▶ _CHALLENGE_:
Keep only those lines of the records that include the string "сооружений".

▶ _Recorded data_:
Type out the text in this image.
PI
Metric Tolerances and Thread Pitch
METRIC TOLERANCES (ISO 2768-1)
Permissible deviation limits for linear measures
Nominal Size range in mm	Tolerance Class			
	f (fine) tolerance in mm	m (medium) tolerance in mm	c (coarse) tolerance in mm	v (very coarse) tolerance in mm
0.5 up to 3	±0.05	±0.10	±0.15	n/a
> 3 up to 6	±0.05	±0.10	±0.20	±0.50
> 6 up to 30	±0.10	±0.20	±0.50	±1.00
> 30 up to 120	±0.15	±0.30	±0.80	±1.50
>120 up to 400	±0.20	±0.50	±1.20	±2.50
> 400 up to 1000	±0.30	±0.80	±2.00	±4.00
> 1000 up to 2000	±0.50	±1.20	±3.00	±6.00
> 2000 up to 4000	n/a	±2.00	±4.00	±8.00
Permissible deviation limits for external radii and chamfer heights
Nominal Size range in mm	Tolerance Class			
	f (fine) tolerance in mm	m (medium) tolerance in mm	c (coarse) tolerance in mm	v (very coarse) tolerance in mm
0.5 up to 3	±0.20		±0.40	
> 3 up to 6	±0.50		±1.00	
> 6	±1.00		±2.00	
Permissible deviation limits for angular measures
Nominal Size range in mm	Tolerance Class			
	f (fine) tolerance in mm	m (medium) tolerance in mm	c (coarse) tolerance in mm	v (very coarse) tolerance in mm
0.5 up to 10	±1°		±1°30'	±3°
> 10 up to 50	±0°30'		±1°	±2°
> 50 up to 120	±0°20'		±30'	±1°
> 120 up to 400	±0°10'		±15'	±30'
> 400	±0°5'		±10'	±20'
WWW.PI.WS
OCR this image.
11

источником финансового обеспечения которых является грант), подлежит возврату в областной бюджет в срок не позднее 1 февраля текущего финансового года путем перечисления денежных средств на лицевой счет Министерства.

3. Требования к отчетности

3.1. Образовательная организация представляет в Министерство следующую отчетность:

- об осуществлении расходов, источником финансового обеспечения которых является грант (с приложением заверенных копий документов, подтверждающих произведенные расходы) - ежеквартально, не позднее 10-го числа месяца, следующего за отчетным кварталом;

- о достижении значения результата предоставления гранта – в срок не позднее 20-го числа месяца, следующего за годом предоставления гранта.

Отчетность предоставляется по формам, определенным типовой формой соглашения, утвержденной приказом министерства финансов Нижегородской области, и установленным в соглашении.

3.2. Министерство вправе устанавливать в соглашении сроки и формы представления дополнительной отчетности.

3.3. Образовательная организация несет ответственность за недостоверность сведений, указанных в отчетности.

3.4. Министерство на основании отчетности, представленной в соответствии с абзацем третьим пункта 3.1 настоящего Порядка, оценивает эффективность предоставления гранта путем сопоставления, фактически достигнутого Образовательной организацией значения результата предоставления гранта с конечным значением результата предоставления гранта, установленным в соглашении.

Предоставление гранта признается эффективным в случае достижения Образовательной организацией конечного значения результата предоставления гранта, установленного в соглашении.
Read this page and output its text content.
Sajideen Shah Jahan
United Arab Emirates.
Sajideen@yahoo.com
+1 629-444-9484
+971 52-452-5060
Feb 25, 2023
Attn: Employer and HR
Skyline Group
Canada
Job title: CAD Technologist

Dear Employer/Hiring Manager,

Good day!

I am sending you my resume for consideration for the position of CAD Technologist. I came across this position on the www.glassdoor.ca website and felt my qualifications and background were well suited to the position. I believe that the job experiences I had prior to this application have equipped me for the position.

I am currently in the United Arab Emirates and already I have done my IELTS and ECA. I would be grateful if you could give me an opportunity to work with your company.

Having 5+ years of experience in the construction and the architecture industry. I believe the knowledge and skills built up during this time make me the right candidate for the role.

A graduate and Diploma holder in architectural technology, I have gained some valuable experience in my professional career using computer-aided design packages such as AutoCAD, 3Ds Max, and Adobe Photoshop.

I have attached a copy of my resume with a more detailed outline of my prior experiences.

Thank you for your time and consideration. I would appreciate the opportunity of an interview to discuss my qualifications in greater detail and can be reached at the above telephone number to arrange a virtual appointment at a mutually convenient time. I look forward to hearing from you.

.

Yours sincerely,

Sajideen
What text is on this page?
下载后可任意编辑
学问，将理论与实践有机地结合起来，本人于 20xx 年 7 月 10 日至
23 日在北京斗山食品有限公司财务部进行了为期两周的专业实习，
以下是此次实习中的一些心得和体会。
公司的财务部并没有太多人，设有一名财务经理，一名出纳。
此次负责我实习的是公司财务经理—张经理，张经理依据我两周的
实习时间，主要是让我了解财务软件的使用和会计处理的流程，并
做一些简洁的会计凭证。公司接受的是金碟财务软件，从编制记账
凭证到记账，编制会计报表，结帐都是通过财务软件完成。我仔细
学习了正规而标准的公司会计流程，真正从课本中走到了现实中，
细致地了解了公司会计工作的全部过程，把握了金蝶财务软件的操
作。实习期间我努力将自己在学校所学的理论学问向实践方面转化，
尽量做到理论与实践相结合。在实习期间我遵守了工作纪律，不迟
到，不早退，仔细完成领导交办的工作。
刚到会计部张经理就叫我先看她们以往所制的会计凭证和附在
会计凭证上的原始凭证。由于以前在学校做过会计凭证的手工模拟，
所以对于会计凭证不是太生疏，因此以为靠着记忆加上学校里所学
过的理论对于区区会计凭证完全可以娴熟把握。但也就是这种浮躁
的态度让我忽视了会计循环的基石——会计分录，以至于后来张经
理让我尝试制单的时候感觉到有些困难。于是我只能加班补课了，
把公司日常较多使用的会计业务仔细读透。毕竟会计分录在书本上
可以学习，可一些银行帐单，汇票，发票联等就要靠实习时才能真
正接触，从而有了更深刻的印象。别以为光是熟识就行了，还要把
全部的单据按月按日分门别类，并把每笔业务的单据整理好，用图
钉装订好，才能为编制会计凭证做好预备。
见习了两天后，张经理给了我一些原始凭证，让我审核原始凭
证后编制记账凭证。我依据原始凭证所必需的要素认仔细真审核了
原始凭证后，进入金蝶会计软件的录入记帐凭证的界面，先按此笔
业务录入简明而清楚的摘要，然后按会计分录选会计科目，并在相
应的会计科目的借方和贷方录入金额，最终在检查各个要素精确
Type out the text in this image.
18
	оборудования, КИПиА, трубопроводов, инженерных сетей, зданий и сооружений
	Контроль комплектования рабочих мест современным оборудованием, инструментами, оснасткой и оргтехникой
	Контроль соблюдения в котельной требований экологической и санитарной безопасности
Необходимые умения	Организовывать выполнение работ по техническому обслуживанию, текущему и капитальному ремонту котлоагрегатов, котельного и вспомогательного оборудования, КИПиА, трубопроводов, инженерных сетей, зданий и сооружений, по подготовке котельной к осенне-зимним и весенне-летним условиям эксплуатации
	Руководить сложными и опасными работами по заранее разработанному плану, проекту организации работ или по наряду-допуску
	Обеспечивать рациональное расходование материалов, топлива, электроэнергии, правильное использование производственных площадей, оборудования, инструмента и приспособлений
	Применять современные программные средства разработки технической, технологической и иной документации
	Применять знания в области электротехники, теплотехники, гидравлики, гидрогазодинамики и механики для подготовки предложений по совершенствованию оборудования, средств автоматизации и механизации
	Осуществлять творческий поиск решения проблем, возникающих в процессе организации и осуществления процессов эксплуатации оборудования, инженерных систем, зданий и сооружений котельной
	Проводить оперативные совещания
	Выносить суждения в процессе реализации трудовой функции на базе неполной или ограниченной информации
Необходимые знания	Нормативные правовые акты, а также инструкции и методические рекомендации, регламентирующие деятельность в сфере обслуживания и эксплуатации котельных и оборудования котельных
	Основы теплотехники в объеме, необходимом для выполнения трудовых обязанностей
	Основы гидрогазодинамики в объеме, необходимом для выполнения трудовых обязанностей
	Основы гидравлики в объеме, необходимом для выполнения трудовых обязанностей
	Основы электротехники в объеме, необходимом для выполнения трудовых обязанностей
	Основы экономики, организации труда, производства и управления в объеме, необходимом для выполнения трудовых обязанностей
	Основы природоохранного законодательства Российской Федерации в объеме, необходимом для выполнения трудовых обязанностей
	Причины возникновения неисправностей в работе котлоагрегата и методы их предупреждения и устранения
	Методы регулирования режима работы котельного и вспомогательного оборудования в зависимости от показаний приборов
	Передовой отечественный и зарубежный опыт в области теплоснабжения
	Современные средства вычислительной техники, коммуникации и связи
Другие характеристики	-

▶ _RESULT OF THE TASK_:
	оборудования, КИПиА, трубопроводов, инженерных сетей, зданий и сооружений
Необходимые умения	Организовывать выполнение работ по техническому обслуживанию, текущему и капитальному ремонту котлоагрегатов, котельного и вспомогательного оборудования, КИПиА, трубопроводов, инженерных сетей, зданий и сооружений, по подготовке котельной к осенне-зимним и весенне-летним условиям эксплуатации
	Осуществлять творческий поиск решения проблем, возникающих в процессе организации и осуществления процессов эксплуатации оборудования, инженерных систем, зданий и сооружений котельной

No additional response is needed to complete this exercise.